(SET TASK) Reproduce every line of the listing below word for word, but omit the picture markers.

[Start of ENTRIES SHOWN]

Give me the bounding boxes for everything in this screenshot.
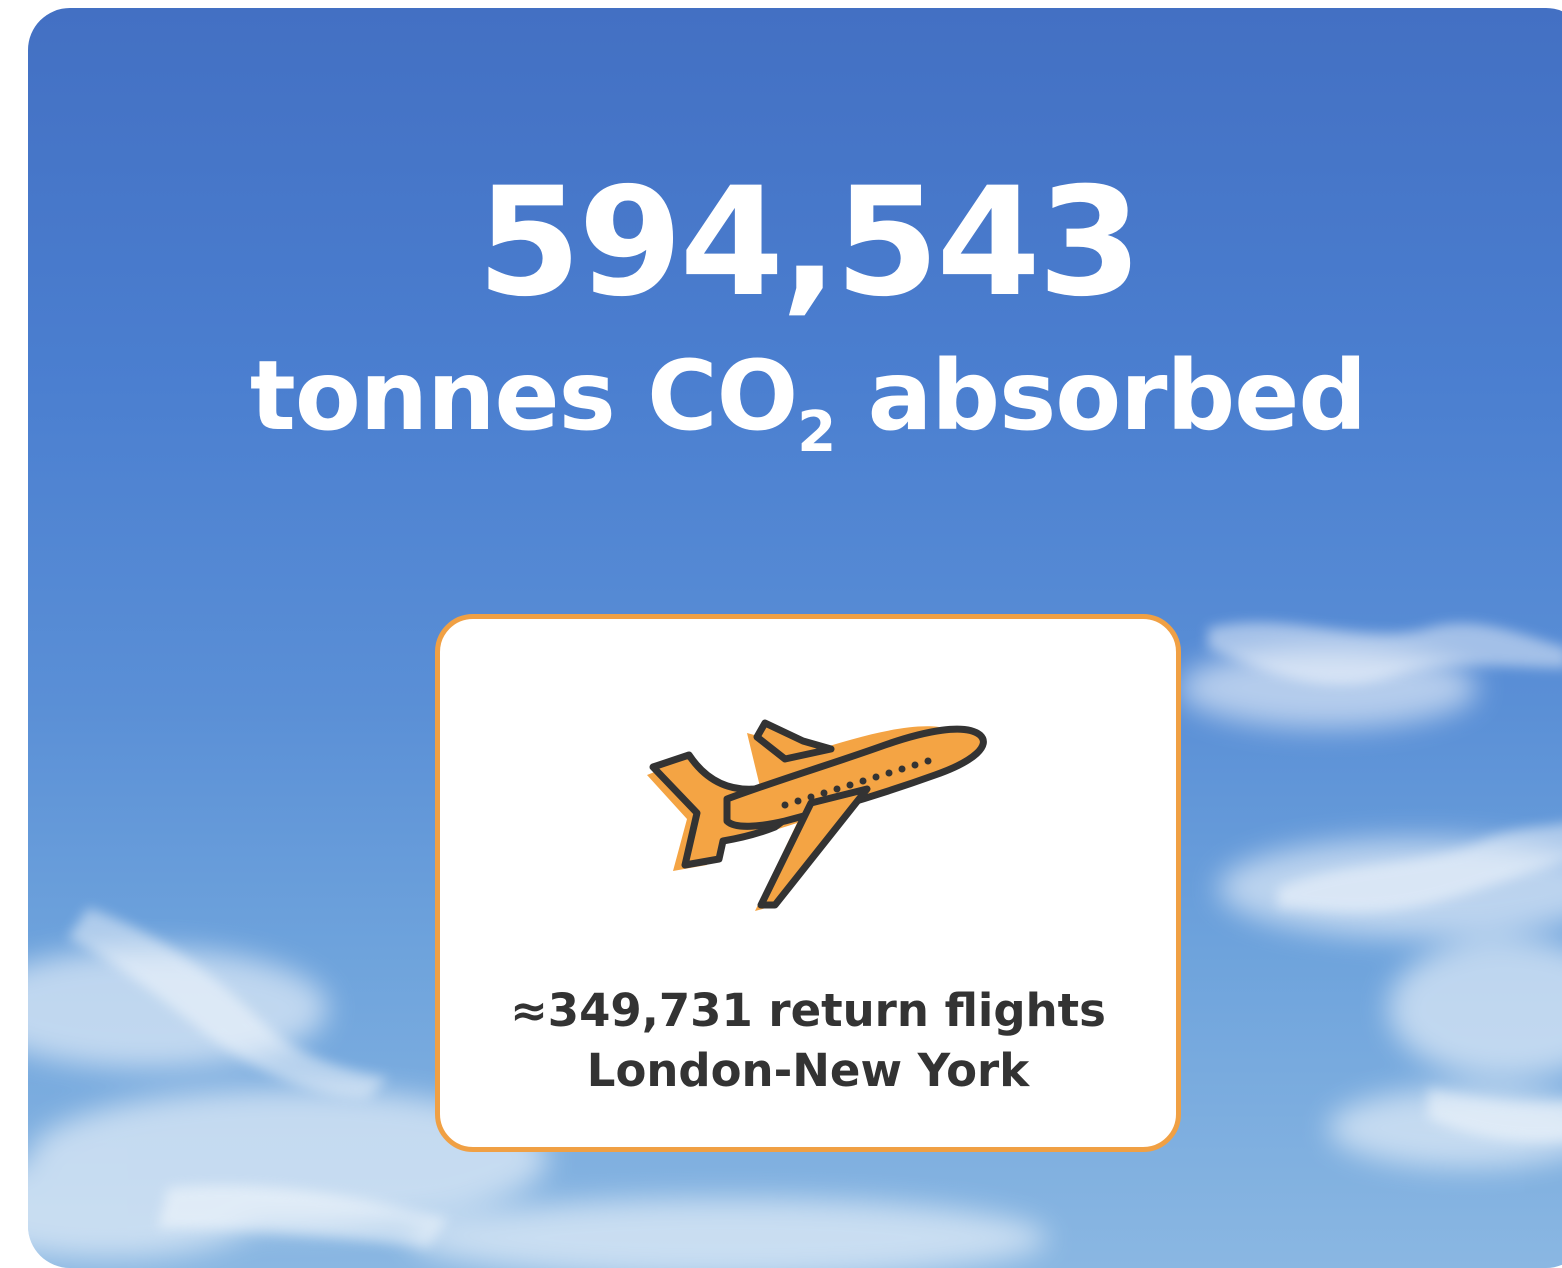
- unit-prefix: tonnes CO: [249, 340, 798, 452]
- airplane-icon: [647, 719, 987, 911]
- flight-equivalence-text: ≈349,731 return flights London-New York: [440, 981, 1176, 1101]
- sky-background-card: 594,543 tonnes CO2 absorbed ≈349,731 ret…: [28, 8, 1562, 1268]
- equivalence-line-2: London-New York: [586, 1044, 1030, 1097]
- unit-suffix: absorbed: [835, 340, 1367, 452]
- unit-subscript: 2: [797, 400, 836, 465]
- equivalence-line-1: ≈349,731 return flights: [510, 984, 1106, 1037]
- flight-equivalence-card: ≈349,731 return flights London-New York: [435, 614, 1181, 1152]
- co2-total-number: 594,543: [476, 156, 1142, 330]
- headline: 594,543 tonnes CO2 absorbed: [28, 156, 1562, 461]
- co2-unit-label: tonnes CO2 absorbed: [28, 336, 1562, 461]
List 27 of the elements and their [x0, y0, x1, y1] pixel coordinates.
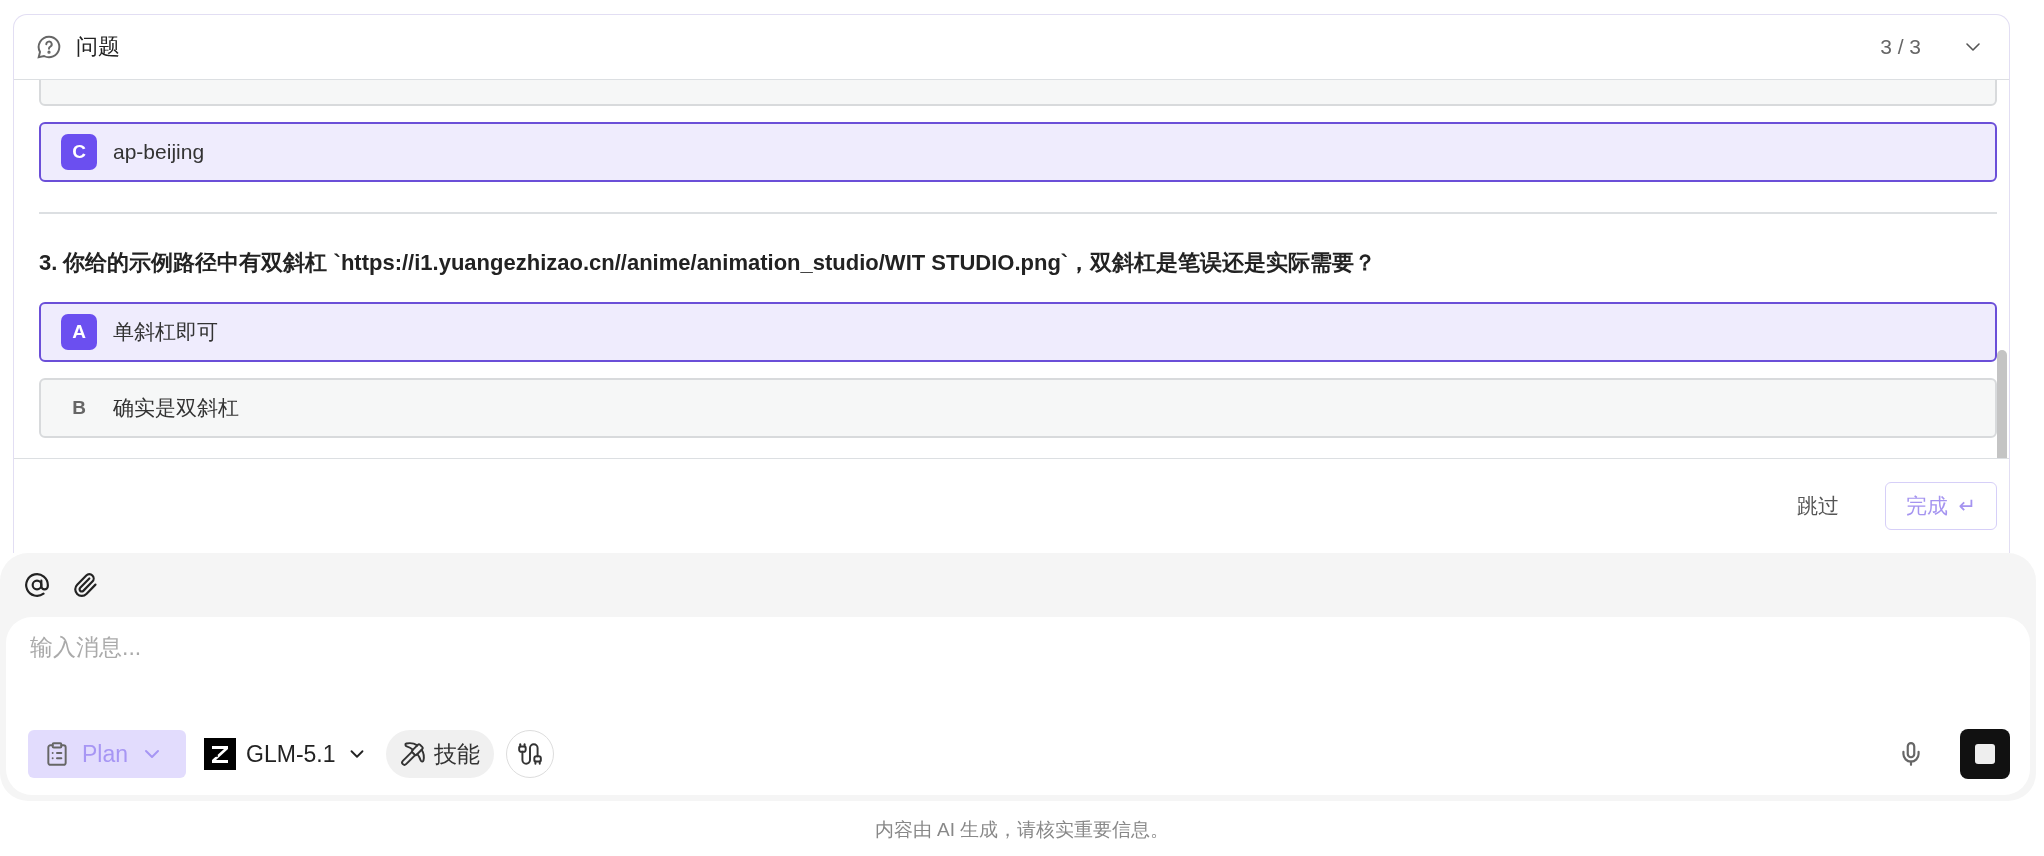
plug-icon — [516, 741, 543, 767]
option-letter: A — [61, 313, 97, 350]
attach-icon[interactable] — [72, 572, 98, 598]
option-label: 单斜杠即可 — [113, 318, 218, 345]
option-item[interactable]: B 确实是双斜杠 — [39, 377, 1997, 438]
stop-button[interactable] — [1960, 729, 2010, 779]
stop-icon — [1975, 744, 1995, 764]
message-input[interactable]: 输入消息... — [28, 633, 2010, 662]
pickaxe-icon — [399, 741, 426, 767]
disclaimer-text: 内容由 AI 生成，请核实重要信息。 — [873, 818, 1171, 842]
clipboard-icon — [44, 741, 70, 767]
skills-button[interactable]: 技能 — [385, 730, 494, 778]
mention-icon[interactable] — [24, 572, 50, 598]
option-label: 确实是双斜杠 — [113, 394, 239, 421]
plugin-button[interactable] — [505, 730, 554, 778]
question-counter: 3 / 3 — [1880, 35, 1921, 59]
question-bubble-icon — [36, 34, 62, 60]
skip-button[interactable]: 跳过 — [1791, 491, 1846, 521]
model-logo — [204, 738, 237, 770]
option-letter: C — [61, 134, 97, 170]
option-label: ap-beijing — [113, 140, 205, 164]
option-letter: B — [71, 395, 87, 420]
option-item[interactable]: A 单斜杠即可 — [39, 301, 1997, 362]
question-text: 3. 你给的示例路径中有双斜杠 `https://i1.yuangezhizao.cn//anime/animation_studio/WIT STUDIO.png`，双斜杠是笔误还是实际需要？ — [39, 248, 1378, 277]
panel-title: 问题 — [76, 33, 121, 61]
option-item[interactable]: C ap-beijing — [39, 122, 1997, 182]
model-selector[interactable]: GLM-5.1 — [198, 738, 374, 770]
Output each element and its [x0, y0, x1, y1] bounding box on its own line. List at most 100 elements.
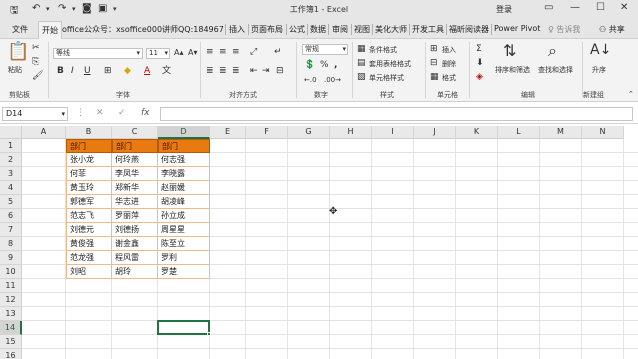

[End of ENTRIES SHOWN]

(SOLUTION TO THIS TASK)
Give me the bounding boxes for everything in this screenshot.
- unit-prefix: tonnes CO: [249, 340, 798, 452]
- airplane-icon: [647, 719, 987, 911]
- flight-equivalence-text: ≈349,731 return flights London-New York: [440, 981, 1176, 1101]
- sky-background-card: 594,543 tonnes CO2 absorbed ≈349,731 ret…: [28, 8, 1562, 1268]
- equivalence-line-2: London-New York: [586, 1044, 1030, 1097]
- unit-suffix: absorbed: [835, 340, 1367, 452]
- unit-subscript: 2: [797, 400, 836, 465]
- equivalence-line-1: ≈349,731 return flights: [510, 984, 1106, 1037]
- flight-equivalence-card: ≈349,731 return flights London-New York: [435, 614, 1181, 1152]
- co2-total-number: 594,543: [476, 156, 1142, 330]
- headline: 594,543 tonnes CO2 absorbed: [28, 156, 1562, 461]
- co2-unit-label: tonnes CO2 absorbed: [28, 336, 1562, 461]
List 27 of the elements and their [x0, y0, x1, y1] pixel coordinates.
plug-icon — [516, 741, 543, 767]
option-letter: A — [61, 313, 97, 350]
attach-icon[interactable] — [72, 572, 98, 598]
option-label: 单斜杠即可 — [113, 318, 218, 345]
option-item[interactable]: B 确实是双斜杠 — [39, 377, 1997, 438]
stop-button[interactable] — [1960, 729, 2010, 779]
stop-icon — [1975, 744, 1995, 764]
message-input[interactable]: 输入消息... — [28, 633, 2010, 662]
pickaxe-icon — [399, 741, 426, 767]
disclaimer-text: 内容由 AI 生成，请核实重要信息。 — [873, 818, 1171, 842]
clipboard-icon — [44, 741, 70, 767]
skills-button[interactable]: 技能 — [385, 730, 494, 778]
mention-icon[interactable] — [24, 572, 50, 598]
option-label: 确实是双斜杠 — [113, 394, 239, 421]
plugin-button[interactable] — [505, 730, 554, 778]
question-counter: 3 / 3 — [1880, 35, 1921, 59]
question-bubble-icon — [36, 34, 62, 60]
skip-button[interactable]: 跳过 — [1791, 491, 1846, 521]
model-logo — [204, 738, 237, 770]
option-letter: C — [61, 134, 97, 170]
option-label: ap-beijing — [113, 140, 205, 164]
option-letter: B — [71, 395, 87, 420]
option-item[interactable]: A 单斜杠即可 — [39, 301, 1997, 362]
question-text: 3. 你给的示例路径中有双斜杠 `https://i1.yuangezhizao.cn//anime/animation_studio/WIT STUDIO.png`，双斜杠是笔误还是实际需要？ — [39, 248, 1378, 277]
panel-title: 问题 — [76, 33, 121, 61]
option-item[interactable]: C ap-beijing — [39, 122, 1997, 182]
model-selector[interactable]: GLM-5.1 — [198, 738, 374, 770]
Output each element and its [x0, y0, x1, y1] bounding box on its own line. List at most 100 elements.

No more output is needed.